> **READING PASSAGE**:

Predictive coding for e-discovery involves technology-assisted reviews. Predictive coding software takes data input about document relevance and applies this to larger document sets. This artificial intelligence algorithm applies the machine learning concept to learn from labeled training examples and iterative cycles of prediction. This way, lawyers can quickly and accurately locate relevant documents related to specified cases. Predictive coding has greatly expedited the review process since it was judicially endorsed in 2012. When predictive coding for e-discovery first emerged, there was a great deal of anticipation among legal practitioners, but today the technology has a well-established place in e-discovery. This process encourages parties to be transparent, and it also saves attorneys judicial resources.
How Predictive Coding Works
Predictive coding is controlled by lawyers who specify the relevant criteria for the reviewing process. The computers conduct an expedited discovery which is increasingly becoming automated, objective and scientific. Predictive coding is a law-driven, computer-expedited document review applied in e-discovery for government and other civil litigants. Electronically stored information (ESI) is electrically coded and prioritized following discovery responsiveness, privilege, and designated issues before and during the legal discovery process.
A lawyer who is closely familiar with the case being reviewed specifies the sets of data that define the essence of the case. The review process involves an iterative search that uses an algorithm to produces much smaller sets of documents from the input data.
If the reviewing attorney decides that some results are not probative, he or she can initiate a much deeper iteration to be passed by the predictive coding algorithms. The artificial intelligence involved with predictive coding applies the concept of machine learning to learn how to distinguish what is relevant. As a result, the iteration process produces as a much smaller subset of data that is more relevant and accurate than the preceding subsets.

> **YOUR TASKS**:
1/ Translate this sentence from the predictive coding passage into Spanish: "Predictive coding is controlled by lawyers who specify the relevant criteria for the reviewing process."
2/ In the predictive coding passage, in what year was predictive coding judicially endorsed?
3/ The predictive coding passage says electronically stored information is coded and prioritized following certain factors. List all of them.
The listing that comes after this passage is separate material.

> **DATA SHOWN**:
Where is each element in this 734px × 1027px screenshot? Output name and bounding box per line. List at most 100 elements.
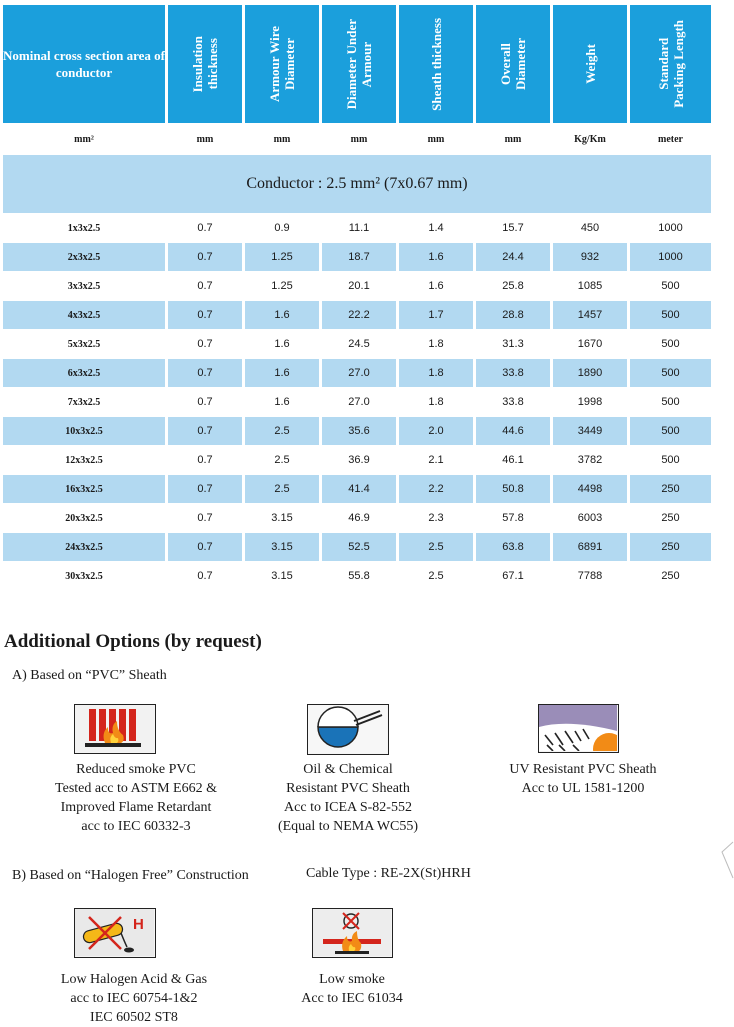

> **RESULTS OF THE TASKS**:
1/ La codificación predictiva está controlada por abogados que especifican los criterios pertinentes para el proceso de revisión.

2/ 2012

3/ Discovery responsiveness, privilege, and designated issues.